Pick out each line in these entries that contains the string "year".

━━━ RECORDS SUPPLIED ━━━

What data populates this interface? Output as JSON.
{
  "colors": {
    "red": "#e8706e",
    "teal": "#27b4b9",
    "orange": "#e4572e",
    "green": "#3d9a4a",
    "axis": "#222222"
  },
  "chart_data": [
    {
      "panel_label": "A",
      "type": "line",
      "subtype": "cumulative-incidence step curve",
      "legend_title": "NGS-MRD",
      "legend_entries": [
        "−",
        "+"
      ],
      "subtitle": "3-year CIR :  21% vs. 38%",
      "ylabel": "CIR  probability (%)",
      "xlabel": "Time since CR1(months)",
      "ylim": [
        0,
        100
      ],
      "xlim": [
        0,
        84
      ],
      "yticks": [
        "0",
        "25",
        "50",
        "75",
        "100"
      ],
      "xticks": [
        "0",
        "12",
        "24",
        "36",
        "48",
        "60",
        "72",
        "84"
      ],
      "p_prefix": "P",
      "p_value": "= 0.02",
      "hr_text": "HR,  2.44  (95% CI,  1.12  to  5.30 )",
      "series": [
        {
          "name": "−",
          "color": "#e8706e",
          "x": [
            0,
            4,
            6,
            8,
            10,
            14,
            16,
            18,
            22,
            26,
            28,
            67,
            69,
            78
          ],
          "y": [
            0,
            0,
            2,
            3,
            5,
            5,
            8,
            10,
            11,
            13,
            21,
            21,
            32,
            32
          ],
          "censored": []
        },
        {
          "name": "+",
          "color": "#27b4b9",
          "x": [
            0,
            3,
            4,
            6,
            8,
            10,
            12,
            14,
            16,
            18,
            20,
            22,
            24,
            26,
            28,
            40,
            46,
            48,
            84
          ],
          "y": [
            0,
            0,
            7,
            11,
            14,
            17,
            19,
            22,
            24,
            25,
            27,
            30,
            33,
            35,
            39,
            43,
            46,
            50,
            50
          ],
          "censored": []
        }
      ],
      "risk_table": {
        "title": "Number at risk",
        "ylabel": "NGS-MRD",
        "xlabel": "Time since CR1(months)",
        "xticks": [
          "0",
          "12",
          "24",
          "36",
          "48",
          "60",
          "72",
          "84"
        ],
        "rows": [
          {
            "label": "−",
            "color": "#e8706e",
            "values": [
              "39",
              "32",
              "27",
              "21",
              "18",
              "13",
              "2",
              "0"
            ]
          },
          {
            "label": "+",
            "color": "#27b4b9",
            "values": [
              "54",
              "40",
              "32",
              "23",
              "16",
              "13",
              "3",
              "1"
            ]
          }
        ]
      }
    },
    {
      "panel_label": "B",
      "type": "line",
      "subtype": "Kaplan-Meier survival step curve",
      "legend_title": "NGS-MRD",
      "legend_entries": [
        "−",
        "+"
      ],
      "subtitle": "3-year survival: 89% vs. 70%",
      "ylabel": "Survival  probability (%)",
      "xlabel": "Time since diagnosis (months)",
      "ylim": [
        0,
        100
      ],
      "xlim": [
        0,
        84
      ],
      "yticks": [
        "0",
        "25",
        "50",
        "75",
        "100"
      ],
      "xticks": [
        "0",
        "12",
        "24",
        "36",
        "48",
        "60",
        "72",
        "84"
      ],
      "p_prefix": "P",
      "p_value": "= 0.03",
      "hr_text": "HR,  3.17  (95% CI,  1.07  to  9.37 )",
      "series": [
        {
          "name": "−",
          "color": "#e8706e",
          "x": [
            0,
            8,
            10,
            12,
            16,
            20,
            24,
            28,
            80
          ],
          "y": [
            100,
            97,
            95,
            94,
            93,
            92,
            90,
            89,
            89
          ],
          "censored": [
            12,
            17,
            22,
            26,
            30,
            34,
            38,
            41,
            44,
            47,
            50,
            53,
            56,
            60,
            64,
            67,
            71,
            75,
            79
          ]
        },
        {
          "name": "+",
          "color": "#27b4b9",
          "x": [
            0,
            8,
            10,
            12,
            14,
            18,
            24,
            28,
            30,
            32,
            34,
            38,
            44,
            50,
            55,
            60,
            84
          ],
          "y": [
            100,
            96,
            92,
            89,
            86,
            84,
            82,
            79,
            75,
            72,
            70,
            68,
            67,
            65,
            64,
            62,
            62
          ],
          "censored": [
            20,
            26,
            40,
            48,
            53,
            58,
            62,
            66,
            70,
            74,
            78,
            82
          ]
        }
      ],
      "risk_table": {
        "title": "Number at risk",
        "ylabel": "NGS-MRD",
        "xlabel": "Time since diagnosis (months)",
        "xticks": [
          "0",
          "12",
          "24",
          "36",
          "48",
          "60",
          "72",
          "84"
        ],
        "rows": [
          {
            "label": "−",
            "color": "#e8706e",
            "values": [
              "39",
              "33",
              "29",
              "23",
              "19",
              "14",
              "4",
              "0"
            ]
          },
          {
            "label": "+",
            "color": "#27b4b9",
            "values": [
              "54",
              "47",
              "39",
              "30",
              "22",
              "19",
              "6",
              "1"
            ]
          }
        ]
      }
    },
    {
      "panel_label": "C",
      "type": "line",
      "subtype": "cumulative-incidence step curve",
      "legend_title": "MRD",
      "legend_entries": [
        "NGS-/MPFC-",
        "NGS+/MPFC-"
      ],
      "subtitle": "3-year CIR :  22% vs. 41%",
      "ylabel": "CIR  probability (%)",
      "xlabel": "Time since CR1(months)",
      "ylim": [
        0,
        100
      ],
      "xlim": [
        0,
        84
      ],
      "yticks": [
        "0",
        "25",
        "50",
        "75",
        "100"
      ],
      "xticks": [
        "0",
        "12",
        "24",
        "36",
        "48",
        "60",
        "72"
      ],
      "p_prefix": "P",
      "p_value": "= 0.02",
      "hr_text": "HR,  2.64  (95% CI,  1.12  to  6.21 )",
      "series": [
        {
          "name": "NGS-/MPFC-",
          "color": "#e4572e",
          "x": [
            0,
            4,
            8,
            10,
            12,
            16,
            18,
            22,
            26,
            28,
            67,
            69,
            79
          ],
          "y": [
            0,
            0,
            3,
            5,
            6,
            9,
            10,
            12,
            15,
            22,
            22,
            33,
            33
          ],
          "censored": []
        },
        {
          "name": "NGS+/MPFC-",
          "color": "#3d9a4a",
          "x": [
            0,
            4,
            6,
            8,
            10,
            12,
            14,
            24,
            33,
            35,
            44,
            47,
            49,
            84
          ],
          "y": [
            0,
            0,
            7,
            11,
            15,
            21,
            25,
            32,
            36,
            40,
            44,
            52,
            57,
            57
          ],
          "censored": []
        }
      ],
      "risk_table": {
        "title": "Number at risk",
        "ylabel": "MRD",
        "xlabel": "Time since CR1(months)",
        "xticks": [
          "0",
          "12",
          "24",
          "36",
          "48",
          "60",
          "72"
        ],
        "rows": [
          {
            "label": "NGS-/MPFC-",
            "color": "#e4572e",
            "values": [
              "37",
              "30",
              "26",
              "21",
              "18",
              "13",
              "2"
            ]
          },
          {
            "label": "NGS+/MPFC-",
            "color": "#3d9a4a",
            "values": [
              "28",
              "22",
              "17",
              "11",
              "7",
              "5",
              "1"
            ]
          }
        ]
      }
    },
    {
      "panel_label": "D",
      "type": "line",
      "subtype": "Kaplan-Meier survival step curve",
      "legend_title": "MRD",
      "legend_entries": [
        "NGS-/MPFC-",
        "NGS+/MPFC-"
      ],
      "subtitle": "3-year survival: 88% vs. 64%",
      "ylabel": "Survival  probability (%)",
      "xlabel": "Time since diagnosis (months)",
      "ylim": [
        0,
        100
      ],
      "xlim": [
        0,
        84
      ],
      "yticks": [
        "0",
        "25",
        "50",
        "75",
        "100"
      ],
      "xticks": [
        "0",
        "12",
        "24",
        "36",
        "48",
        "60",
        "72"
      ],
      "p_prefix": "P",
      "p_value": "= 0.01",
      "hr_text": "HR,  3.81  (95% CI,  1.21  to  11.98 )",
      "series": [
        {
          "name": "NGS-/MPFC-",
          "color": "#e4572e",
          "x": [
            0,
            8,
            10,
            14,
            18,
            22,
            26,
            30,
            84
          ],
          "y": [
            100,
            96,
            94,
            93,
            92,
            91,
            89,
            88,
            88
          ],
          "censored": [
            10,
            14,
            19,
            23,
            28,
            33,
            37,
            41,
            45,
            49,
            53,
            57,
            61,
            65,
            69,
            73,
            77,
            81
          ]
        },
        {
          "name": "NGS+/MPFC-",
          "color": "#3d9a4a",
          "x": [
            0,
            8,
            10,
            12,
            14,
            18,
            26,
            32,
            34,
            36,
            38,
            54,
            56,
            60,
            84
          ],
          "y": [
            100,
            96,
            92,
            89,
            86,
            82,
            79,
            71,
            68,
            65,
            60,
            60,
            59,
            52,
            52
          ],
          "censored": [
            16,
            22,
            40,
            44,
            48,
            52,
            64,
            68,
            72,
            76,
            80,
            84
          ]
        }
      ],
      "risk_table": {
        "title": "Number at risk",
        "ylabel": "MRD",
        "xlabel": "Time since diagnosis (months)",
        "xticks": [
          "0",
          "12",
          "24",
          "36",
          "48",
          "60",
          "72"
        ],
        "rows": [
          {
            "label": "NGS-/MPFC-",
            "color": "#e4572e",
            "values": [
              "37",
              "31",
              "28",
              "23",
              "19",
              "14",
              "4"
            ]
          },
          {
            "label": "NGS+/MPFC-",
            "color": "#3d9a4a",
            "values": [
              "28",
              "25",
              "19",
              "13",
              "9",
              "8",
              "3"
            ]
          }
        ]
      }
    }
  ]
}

━━━

RESULT OF THE TASK |
      "subtitle": "3-year CIR :  21% vs. 38%",
      "subtitle": "3-year survival: 89% vs. 70%",
      "subtitle": "3-year CIR :  22% vs. 41%",
      "subtitle": "3-year survival: 88% vs. 64%",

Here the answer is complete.